### Aim
Omit the pictures, please, and give each record below again exactly.

### Dataset extract
━━━

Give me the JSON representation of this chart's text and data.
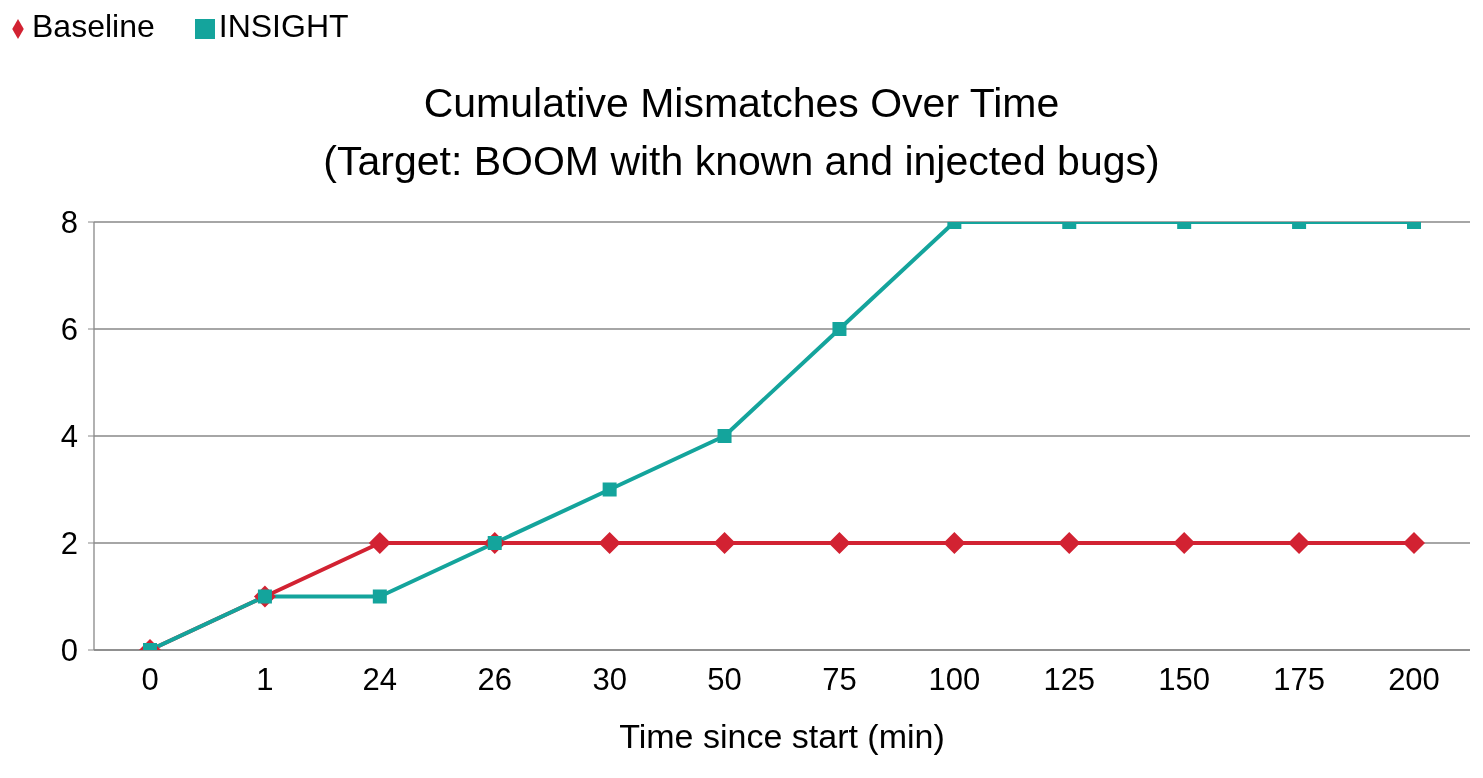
{
  "chart_data": {
    "type": "line",
    "title": "Cumulative Mismatches Over Time\n(Target: BOOM with known and injected bugs)",
    "xlabel": "Time since start (min)",
    "categories": [
      "0",
      "1",
      "24",
      "26",
      "30",
      "50",
      "75",
      "100",
      "125",
      "150",
      "175",
      "200"
    ],
    "series": [
      {
        "name": "Baseline",
        "color": "#d22232",
        "marker": "diamond",
        "values": [
          0,
          1,
          2,
          2,
          2,
          2,
          2,
          2,
          2,
          2,
          2,
          2
        ]
      },
      {
        "name": "INSIGHT",
        "color": "#14a49c",
        "marker": "square",
        "values": [
          0,
          1,
          1,
          2,
          3,
          4,
          6,
          8,
          8,
          8,
          8,
          8
        ]
      }
    ],
    "ylim": [
      0,
      8
    ],
    "yticks": [
      0,
      2,
      4,
      6,
      8
    ],
    "grid": "y",
    "legend": "top left",
    "line_style": "solid"
  }
}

━━━

### The solution
Give me the JSON representation of this chart's text and data.
{
  "chart_data": {
    "type": "line",
    "title": "Cumulative Mismatches Over Time\n(Target: BOOM with known and injected bugs)",
    "xlabel": "Time since start (min)",
    "categories": [
      "0",
      "1",
      "24",
      "26",
      "30",
      "50",
      "75",
      "100",
      "125",
      "150",
      "175",
      "200"
    ],
    "series": [
      {
        "name": "Baseline",
        "color": "#d22232",
        "marker": "diamond",
        "values": [
          0,
          1,
          2,
          2,
          2,
          2,
          2,
          2,
          2,
          2,
          2,
          2
        ]
      },
      {
        "name": "INSIGHT",
        "color": "#14a49c",
        "marker": "square",
        "values": [
          0,
          1,
          1,
          2,
          3,
          4,
          6,
          8,
          8,
          8,
          8,
          8
        ]
      }
    ],
    "ylim": [
      0,
      8
    ],
    "yticks": [
      0,
      2,
      4,
      6,
      8
    ],
    "grid": "y",
    "legend": "top left",
    "line_style": "solid"
  }
}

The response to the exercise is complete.